— Tarea breve —
Reúne y copia cada línea de los datos que contenga la cadena "label". Distingue entre mayúsculas y minúsculas.

********************

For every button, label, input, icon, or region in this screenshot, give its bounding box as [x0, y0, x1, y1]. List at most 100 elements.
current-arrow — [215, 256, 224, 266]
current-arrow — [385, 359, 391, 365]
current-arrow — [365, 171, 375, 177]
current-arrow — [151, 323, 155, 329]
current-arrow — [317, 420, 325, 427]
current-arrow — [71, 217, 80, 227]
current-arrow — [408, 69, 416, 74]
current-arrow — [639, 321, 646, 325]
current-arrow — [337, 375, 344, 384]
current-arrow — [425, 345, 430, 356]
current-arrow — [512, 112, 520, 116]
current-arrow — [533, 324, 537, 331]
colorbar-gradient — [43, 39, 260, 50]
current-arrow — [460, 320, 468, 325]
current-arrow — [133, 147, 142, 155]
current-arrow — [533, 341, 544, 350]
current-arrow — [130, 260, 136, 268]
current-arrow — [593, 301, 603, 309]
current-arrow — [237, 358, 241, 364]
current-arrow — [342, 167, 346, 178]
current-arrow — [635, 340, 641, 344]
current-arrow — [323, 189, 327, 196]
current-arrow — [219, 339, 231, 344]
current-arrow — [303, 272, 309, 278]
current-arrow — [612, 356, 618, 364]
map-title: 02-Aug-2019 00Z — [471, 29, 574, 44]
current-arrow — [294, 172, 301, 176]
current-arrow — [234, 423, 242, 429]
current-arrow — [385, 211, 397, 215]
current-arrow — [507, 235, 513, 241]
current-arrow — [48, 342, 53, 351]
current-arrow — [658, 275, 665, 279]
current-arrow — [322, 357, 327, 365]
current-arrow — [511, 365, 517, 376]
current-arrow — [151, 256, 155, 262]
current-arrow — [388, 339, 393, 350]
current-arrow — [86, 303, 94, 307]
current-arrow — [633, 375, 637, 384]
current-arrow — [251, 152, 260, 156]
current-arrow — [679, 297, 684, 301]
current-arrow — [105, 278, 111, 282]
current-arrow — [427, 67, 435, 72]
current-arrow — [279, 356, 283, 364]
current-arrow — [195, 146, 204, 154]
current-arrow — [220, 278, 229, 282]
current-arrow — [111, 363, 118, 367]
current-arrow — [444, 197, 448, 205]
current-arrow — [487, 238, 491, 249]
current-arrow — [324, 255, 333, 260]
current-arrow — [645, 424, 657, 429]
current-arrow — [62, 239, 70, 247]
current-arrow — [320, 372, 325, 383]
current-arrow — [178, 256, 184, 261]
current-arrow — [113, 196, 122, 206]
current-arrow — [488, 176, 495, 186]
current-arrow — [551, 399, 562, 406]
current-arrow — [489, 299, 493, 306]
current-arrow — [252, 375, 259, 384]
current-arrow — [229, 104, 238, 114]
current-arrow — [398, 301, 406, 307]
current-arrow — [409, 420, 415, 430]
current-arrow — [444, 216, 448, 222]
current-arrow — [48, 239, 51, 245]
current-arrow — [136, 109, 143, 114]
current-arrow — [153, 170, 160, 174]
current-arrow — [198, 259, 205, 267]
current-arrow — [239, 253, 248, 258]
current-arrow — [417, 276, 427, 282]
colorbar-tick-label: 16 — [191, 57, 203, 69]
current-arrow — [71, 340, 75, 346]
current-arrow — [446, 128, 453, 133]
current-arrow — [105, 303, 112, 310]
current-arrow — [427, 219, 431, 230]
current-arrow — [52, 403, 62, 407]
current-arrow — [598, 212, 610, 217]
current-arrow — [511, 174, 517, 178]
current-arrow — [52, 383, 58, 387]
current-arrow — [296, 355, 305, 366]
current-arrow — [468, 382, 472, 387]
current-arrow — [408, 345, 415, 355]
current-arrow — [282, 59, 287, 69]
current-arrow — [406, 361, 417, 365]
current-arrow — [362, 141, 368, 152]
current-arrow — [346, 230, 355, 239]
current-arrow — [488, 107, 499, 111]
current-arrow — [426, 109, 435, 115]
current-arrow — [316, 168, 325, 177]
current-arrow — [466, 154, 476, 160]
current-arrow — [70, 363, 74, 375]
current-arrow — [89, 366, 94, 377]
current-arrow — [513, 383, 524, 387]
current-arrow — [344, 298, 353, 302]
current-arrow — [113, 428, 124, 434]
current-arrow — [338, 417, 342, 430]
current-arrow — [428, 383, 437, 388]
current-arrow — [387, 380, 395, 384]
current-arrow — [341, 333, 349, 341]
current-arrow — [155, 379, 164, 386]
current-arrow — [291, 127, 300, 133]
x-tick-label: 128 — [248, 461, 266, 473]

********************

— Respuesta —
For every button, label, input, icon, or region in this screenshot, give its bounding box as [x0, y0, x1, y1]. List at most 100 elements.
colorbar-tick-label: 16 — [191, 57, 203, 69]
x-tick-label: 128 — [248, 461, 266, 473]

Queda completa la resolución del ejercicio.